* TASK BRIEF: Search the listing for the string "structure" and copy every line that contains it.

[Collection entries]
..............................

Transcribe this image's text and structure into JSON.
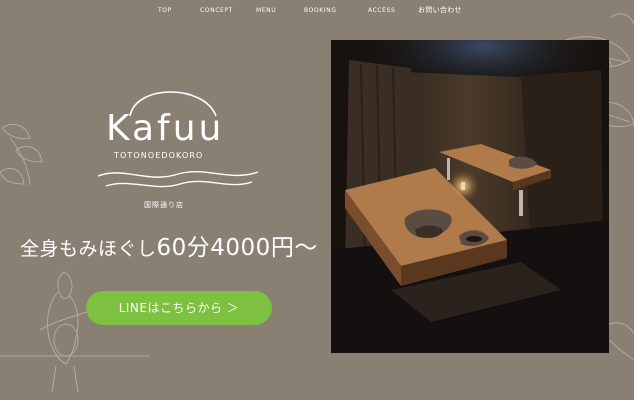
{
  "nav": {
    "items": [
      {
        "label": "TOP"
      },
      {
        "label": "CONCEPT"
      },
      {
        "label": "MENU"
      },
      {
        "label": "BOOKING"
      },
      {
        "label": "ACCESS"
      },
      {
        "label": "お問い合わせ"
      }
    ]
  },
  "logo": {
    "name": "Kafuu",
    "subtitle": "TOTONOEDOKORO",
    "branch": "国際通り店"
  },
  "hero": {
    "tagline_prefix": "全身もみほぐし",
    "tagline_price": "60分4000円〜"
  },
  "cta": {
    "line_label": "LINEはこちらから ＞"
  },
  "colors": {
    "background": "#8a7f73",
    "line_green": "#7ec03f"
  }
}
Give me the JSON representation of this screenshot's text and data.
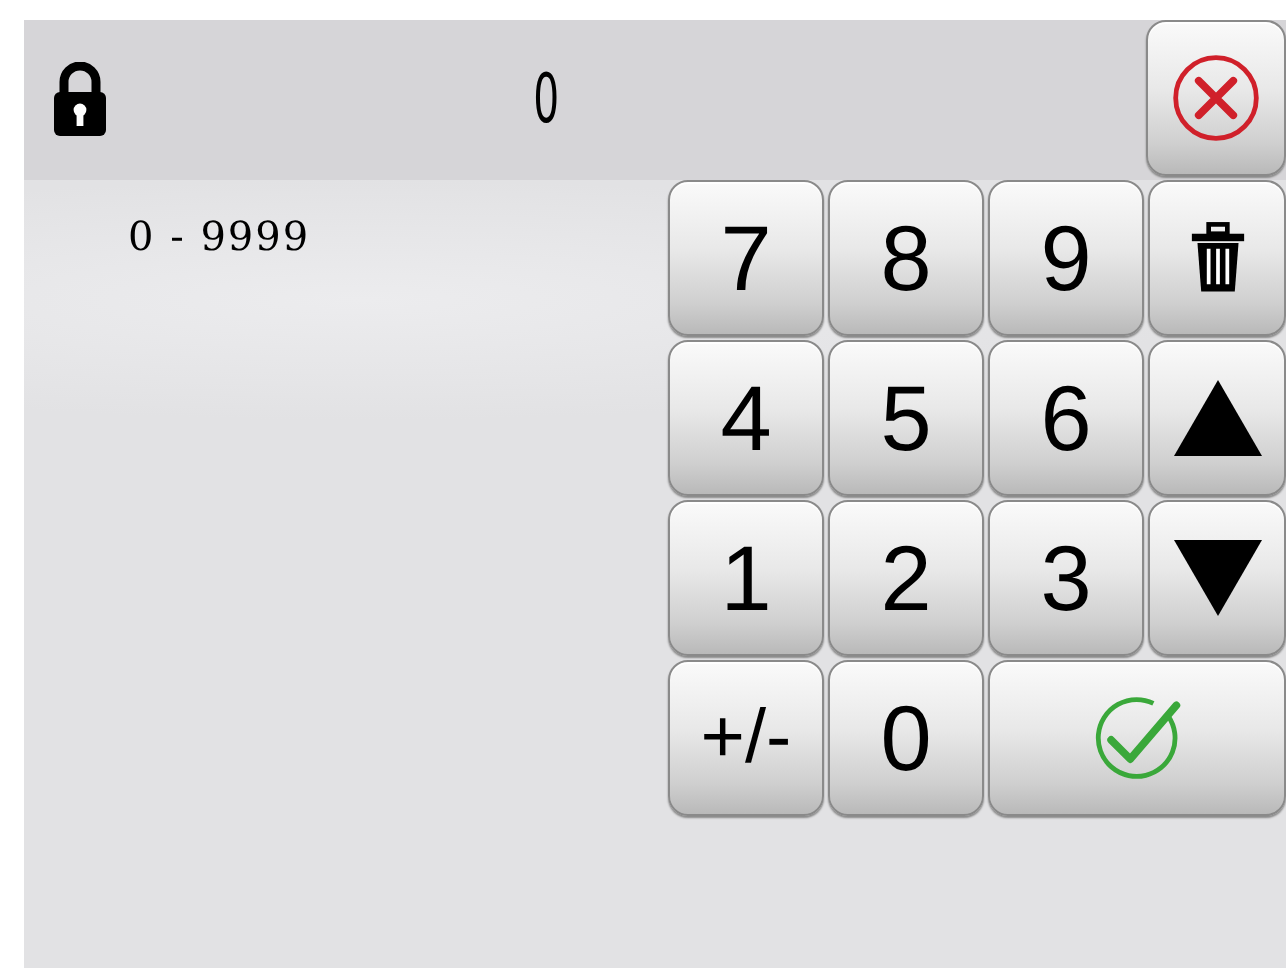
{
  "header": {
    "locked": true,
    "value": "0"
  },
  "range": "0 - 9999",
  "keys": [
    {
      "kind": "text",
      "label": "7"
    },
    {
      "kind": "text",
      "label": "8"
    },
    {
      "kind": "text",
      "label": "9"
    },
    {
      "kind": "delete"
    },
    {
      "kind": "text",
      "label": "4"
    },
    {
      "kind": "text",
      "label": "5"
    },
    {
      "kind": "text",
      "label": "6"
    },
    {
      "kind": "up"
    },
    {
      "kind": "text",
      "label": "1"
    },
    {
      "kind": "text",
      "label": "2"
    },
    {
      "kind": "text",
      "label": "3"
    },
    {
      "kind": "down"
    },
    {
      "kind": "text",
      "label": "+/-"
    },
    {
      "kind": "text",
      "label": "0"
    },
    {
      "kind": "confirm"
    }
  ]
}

..............................

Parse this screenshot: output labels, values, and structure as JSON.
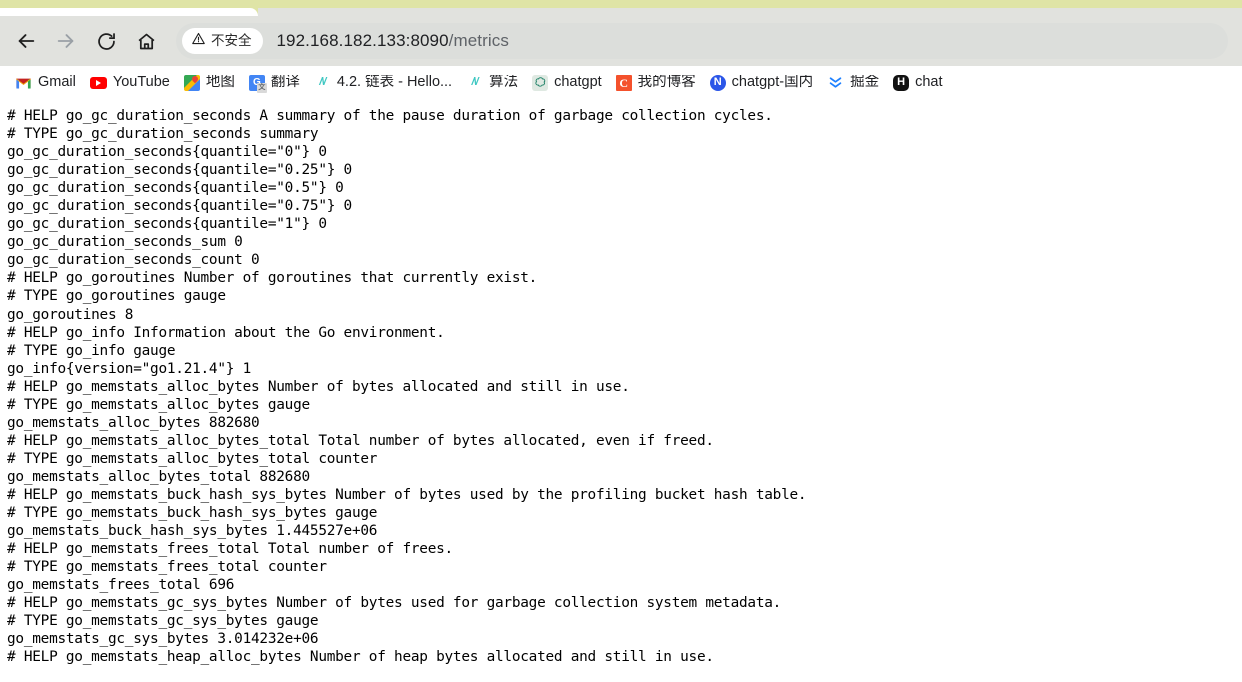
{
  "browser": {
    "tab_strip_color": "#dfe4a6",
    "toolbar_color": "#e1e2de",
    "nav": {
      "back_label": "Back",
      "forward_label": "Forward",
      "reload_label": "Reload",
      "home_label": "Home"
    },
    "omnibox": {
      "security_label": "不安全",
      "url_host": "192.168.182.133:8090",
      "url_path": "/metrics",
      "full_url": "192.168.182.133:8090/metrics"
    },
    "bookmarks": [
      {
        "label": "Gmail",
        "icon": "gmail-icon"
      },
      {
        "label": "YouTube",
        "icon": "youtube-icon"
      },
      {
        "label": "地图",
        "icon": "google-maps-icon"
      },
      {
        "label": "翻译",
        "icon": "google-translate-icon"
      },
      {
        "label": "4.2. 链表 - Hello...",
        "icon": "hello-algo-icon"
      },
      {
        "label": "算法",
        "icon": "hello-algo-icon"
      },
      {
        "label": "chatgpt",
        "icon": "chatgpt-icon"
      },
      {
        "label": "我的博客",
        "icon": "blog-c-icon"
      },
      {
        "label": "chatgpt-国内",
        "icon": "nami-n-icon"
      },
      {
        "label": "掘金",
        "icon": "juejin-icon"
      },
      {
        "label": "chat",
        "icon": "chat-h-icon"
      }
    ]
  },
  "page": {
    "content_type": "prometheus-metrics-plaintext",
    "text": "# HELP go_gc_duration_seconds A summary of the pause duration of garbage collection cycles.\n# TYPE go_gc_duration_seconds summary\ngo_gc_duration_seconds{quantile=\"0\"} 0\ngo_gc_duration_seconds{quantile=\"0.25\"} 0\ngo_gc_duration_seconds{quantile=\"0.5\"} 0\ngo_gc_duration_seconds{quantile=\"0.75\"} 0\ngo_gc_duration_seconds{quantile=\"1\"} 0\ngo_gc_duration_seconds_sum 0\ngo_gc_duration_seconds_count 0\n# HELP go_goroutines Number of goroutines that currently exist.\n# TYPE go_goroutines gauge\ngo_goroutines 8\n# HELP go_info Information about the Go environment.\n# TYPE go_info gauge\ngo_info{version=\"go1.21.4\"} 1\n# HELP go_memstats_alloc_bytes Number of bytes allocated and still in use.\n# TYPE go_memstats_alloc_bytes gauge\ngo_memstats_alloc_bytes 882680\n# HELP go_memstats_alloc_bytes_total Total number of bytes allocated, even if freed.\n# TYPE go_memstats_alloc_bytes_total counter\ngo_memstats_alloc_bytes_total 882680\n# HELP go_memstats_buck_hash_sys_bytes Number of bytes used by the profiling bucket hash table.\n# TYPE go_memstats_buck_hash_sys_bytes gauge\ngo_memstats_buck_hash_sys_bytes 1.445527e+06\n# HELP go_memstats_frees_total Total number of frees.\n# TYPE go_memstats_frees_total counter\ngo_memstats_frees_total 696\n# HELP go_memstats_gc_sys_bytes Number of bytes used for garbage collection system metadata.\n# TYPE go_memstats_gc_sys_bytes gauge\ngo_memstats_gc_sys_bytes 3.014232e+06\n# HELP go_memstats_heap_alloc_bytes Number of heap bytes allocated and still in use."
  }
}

..............................

* FINISHED ANSWER:
Transcribe this image's text and structure into JSON.
Parse this screenshot: output labels, values, and structure as JSON.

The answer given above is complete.